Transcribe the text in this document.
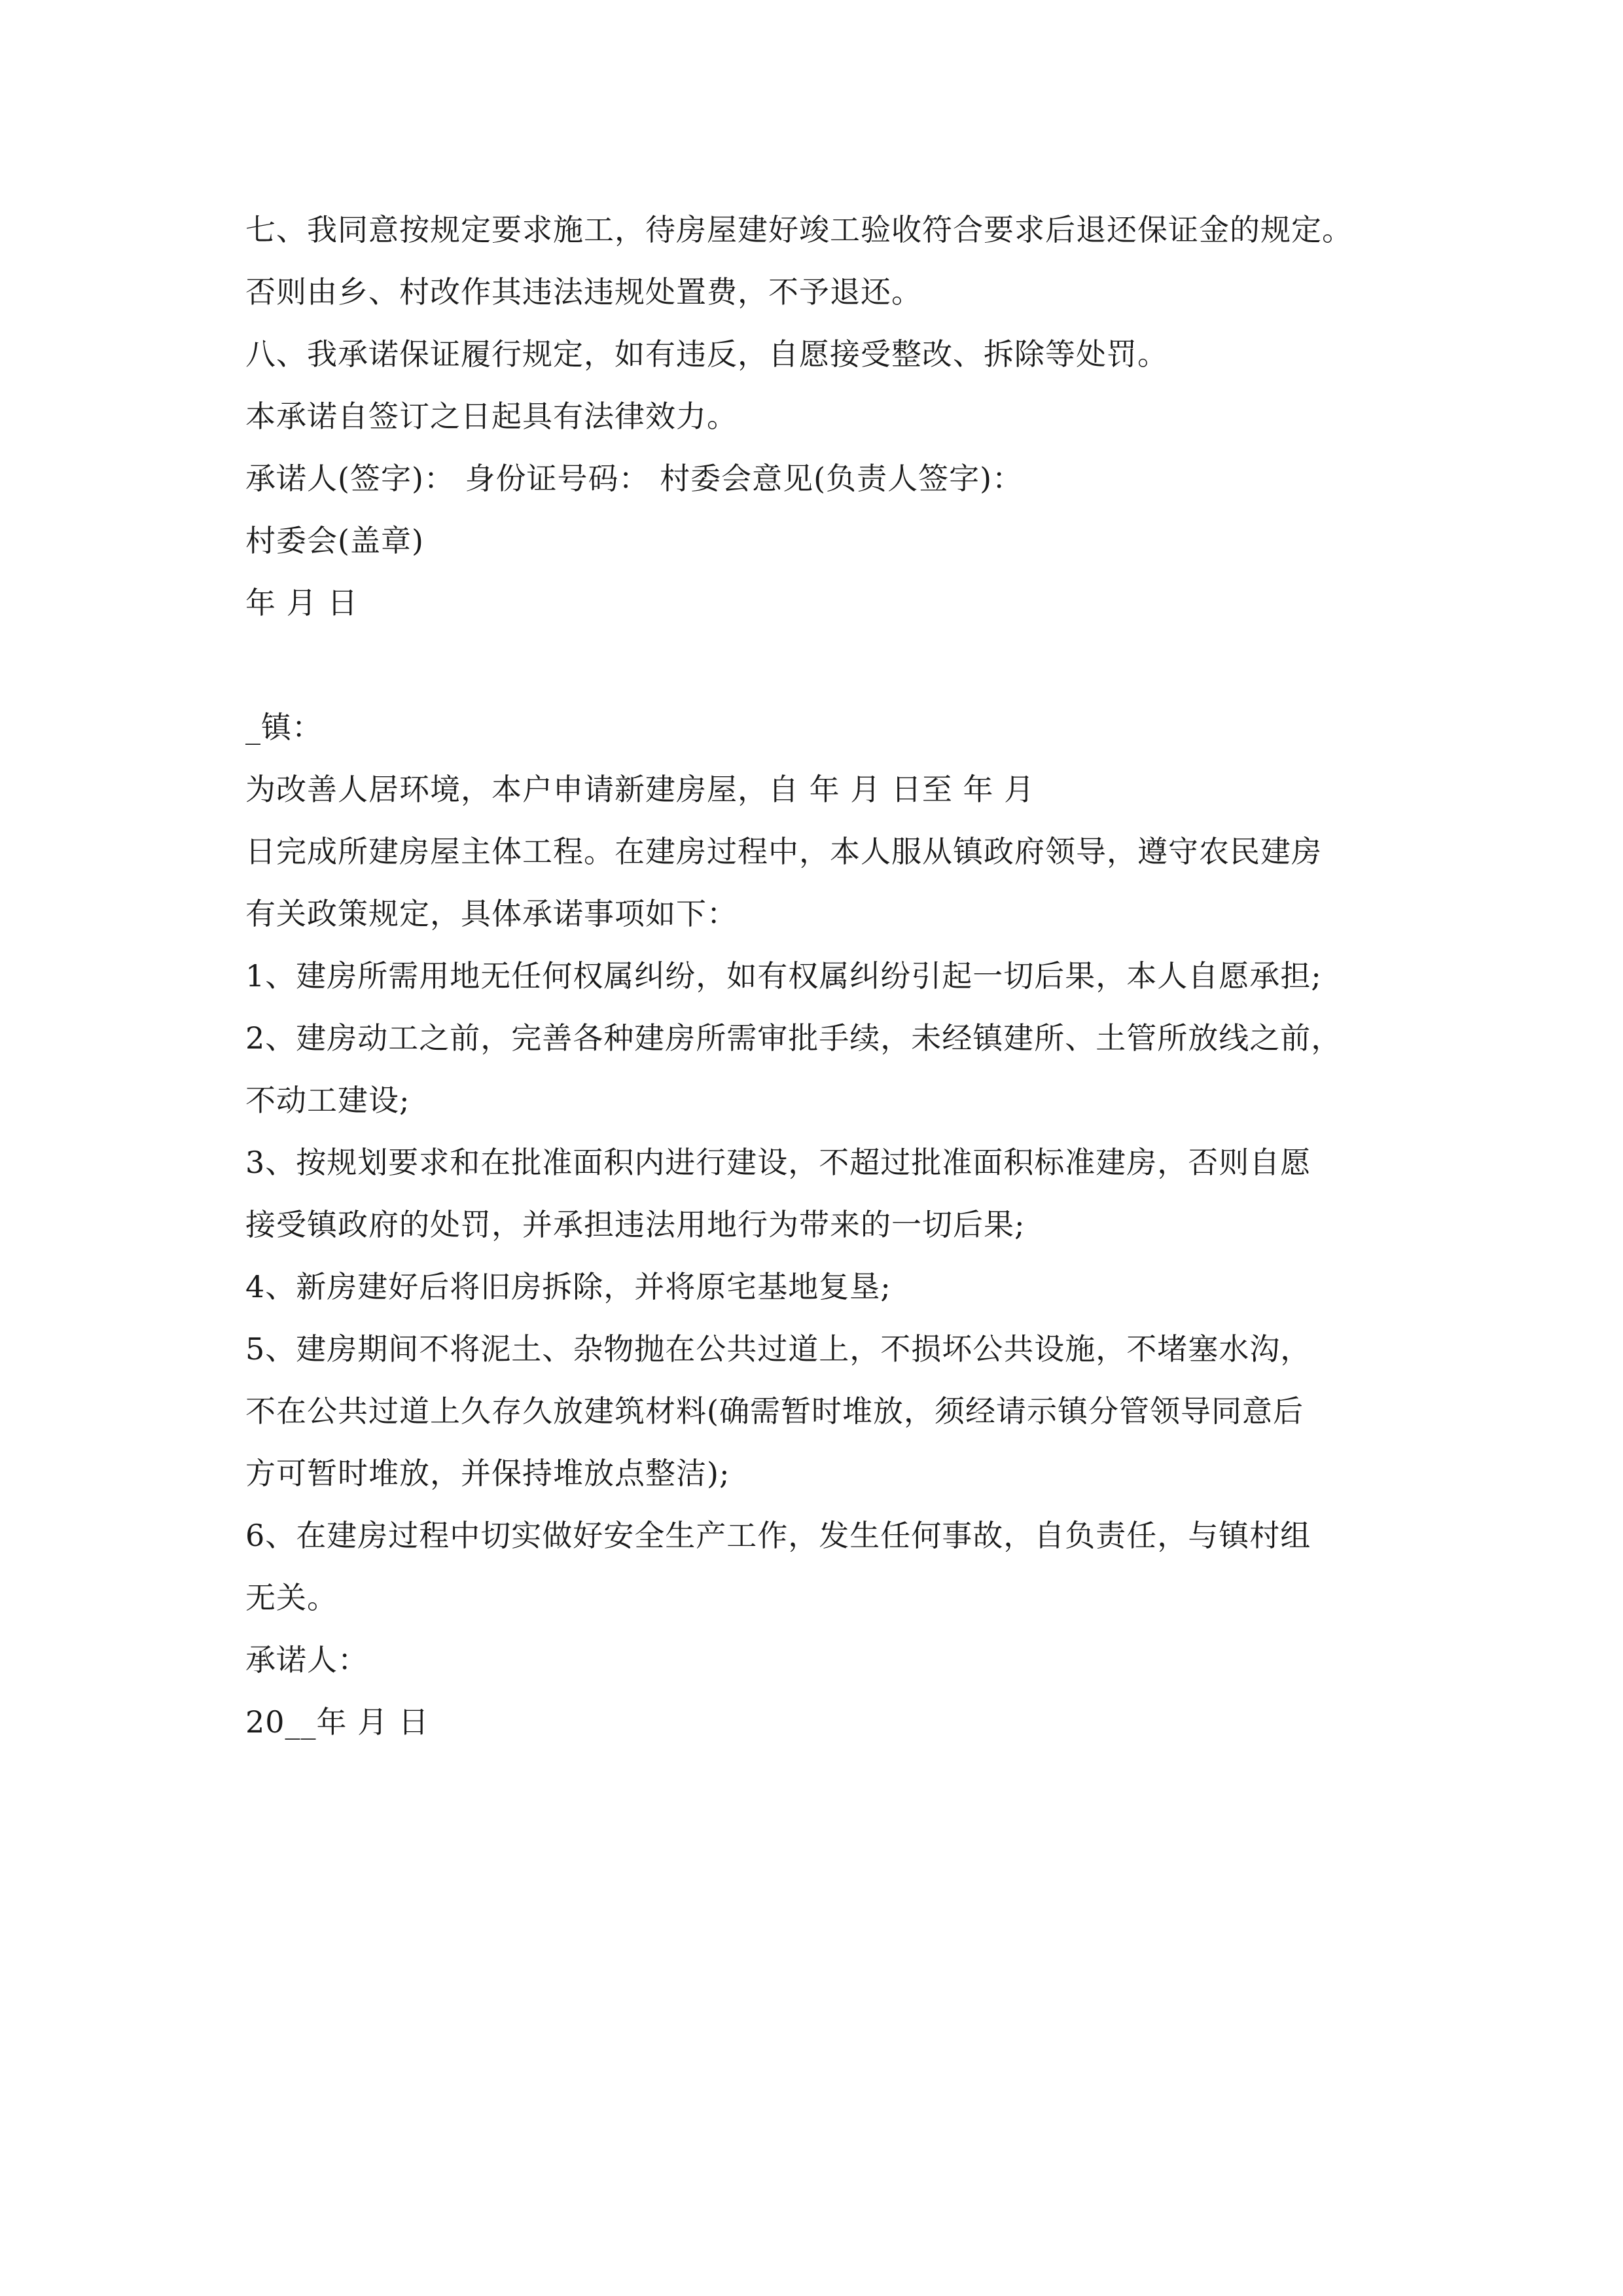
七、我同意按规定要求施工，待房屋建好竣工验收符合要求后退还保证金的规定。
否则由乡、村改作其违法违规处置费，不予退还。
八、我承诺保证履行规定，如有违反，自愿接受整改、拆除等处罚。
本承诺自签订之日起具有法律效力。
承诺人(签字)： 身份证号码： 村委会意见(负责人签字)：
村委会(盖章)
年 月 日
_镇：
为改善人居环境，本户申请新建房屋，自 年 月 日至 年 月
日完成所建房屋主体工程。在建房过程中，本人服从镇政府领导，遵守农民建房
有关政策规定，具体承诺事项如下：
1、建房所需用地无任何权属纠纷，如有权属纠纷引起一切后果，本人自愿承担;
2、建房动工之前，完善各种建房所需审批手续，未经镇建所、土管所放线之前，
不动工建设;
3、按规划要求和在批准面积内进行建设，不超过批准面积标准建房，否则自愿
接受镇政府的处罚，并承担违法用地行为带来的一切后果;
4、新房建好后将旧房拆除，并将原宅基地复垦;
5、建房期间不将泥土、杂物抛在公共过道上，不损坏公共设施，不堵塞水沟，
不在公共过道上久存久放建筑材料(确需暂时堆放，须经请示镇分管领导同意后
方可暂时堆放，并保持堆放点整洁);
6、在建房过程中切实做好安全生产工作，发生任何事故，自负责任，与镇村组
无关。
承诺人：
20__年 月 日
········
#### Set exercise
Copy every record above exactly, leaving out the pictures.

#### Completed exercise
Transcribe the text in this document.
七、我同意按规定要求施工，待房屋建好竣工验收符合要求后退还保证金的规定。
否则由乡、村改作其违法违规处置费，不予退还。
八、我承诺保证履行规定，如有违反，自愿接受整改、拆除等处罚。
本承诺自签订之日起具有法律效力。
承诺人(签字)： 身份证号码： 村委会意见(负责人签字)：
村委会(盖章)
年 月 日
_镇：
为改善人居环境，本户申请新建房屋，自 年 月 日至 年 月
日完成所建房屋主体工程。在建房过程中，本人服从镇政府领导，遵守农民建房
有关政策规定，具体承诺事项如下：
1、建房所需用地无任何权属纠纷，如有权属纠纷引起一切后果，本人自愿承担;
2、建房动工之前，完善各种建房所需审批手续，未经镇建所、土管所放线之前，
不动工建设;
3、按规划要求和在批准面积内进行建设，不超过批准面积标准建房，否则自愿
接受镇政府的处罚，并承担违法用地行为带来的一切后果;
4、新房建好后将旧房拆除，并将原宅基地复垦;
5、建房期间不将泥土、杂物抛在公共过道上，不损坏公共设施，不堵塞水沟，
不在公共过道上久存久放建筑材料(确需暂时堆放，须经请示镇分管领导同意后
方可暂时堆放，并保持堆放点整洁);
6、在建房过程中切实做好安全生产工作，发生任何事故，自负责任，与镇村组
无关。
承诺人：
20__年 月 日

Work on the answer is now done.